-- Records for the task --
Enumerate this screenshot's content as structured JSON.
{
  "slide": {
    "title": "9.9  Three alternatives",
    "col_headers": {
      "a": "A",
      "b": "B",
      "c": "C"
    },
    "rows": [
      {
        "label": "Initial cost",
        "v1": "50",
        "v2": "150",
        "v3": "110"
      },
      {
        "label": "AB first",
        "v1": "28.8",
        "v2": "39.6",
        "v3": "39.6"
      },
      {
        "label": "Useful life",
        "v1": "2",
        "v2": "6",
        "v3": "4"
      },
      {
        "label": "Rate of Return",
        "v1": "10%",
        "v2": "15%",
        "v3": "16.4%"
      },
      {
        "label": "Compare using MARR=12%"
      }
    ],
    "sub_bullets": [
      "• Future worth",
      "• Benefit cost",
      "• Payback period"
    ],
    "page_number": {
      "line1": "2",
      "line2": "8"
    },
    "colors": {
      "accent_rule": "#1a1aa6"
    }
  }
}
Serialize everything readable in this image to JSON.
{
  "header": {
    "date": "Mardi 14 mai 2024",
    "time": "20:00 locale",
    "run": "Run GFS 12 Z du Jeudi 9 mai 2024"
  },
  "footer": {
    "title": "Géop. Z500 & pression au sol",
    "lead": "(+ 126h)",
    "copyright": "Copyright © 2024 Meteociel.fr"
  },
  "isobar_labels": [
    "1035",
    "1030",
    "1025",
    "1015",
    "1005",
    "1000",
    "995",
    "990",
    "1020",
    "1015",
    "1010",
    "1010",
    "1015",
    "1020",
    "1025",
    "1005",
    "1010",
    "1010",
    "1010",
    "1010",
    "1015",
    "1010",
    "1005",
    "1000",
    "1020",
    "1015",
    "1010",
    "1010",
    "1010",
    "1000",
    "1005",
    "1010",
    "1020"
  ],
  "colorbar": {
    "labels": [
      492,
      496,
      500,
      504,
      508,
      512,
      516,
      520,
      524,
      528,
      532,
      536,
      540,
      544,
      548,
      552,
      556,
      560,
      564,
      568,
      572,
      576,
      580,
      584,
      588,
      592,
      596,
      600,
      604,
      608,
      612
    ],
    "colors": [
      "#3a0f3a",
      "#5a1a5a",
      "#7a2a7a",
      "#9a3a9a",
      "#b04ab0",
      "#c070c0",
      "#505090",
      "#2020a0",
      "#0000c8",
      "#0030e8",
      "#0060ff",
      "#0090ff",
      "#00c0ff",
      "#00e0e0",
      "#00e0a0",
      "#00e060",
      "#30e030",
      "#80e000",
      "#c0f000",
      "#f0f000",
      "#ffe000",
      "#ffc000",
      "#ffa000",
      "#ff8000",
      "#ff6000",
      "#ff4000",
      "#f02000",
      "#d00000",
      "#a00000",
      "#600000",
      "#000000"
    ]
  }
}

-- What the task requires --
Set down every record above exactly as given.

-- Task solution --
Enumerate this screenshot's content as structured JSON.
{
  "slide": {
    "title": "9.9  Three alternatives",
    "col_headers": {
      "a": "A",
      "b": "B",
      "c": "C"
    },
    "rows": [
      {
        "label": "Initial cost",
        "v1": "50",
        "v2": "150",
        "v3": "110"
      },
      {
        "label": "AB first",
        "v1": "28.8",
        "v2": "39.6",
        "v3": "39.6"
      },
      {
        "label": "Useful life",
        "v1": "2",
        "v2": "6",
        "v3": "4"
      },
      {
        "label": "Rate of Return",
        "v1": "10%",
        "v2": "15%",
        "v3": "16.4%"
      },
      {
        "label": "Compare using MARR=12%"
      }
    ],
    "sub_bullets": [
      "• Future worth",
      "• Benefit cost",
      "• Payback period"
    ],
    "page_number": {
      "line1": "2",
      "line2": "8"
    },
    "colors": {
      "accent_rule": "#1a1aa6"
    }
  }
}
Serialize everything readable in this image to JSON.
{
  "header": {
    "date": "Mardi 14 mai 2024",
    "time": "20:00 locale",
    "run": "Run GFS 12 Z du Jeudi 9 mai 2024"
  },
  "footer": {
    "title": "Géop. Z500 & pression au sol",
    "lead": "(+ 126h)",
    "copyright": "Copyright © 2024 Meteociel.fr"
  },
  "isobar_labels": [
    "1035",
    "1030",
    "1025",
    "1015",
    "1005",
    "1000",
    "995",
    "990",
    "1020",
    "1015",
    "1010",
    "1010",
    "1015",
    "1020",
    "1025",
    "1005",
    "1010",
    "1010",
    "1010",
    "1010",
    "1015",
    "1010",
    "1005",
    "1000",
    "1020",
    "1015",
    "1010",
    "1010",
    "1010",
    "1000",
    "1005",
    "1010",
    "1020"
  ],
  "colorbar": {
    "labels": [
      492,
      496,
      500,
      504,
      508,
      512,
      516,
      520,
      524,
      528,
      532,
      536,
      540,
      544,
      548,
      552,
      556,
      560,
      564,
      568,
      572,
      576,
      580,
      584,
      588,
      592,
      596,
      600,
      604,
      608,
      612
    ],
    "colors": [
      "#3a0f3a",
      "#5a1a5a",
      "#7a2a7a",
      "#9a3a9a",
      "#b04ab0",
      "#c070c0",
      "#505090",
      "#2020a0",
      "#0000c8",
      "#0030e8",
      "#0060ff",
      "#0090ff",
      "#00c0ff",
      "#00e0e0",
      "#00e0a0",
      "#00e060",
      "#30e030",
      "#80e000",
      "#c0f000",
      "#f0f000",
      "#ffe000",
      "#ffc000",
      "#ffa000",
      "#ff8000",
      "#ff6000",
      "#ff4000",
      "#f02000",
      "#d00000",
      "#a00000",
      "#600000",
      "#000000"
    ]
  }
}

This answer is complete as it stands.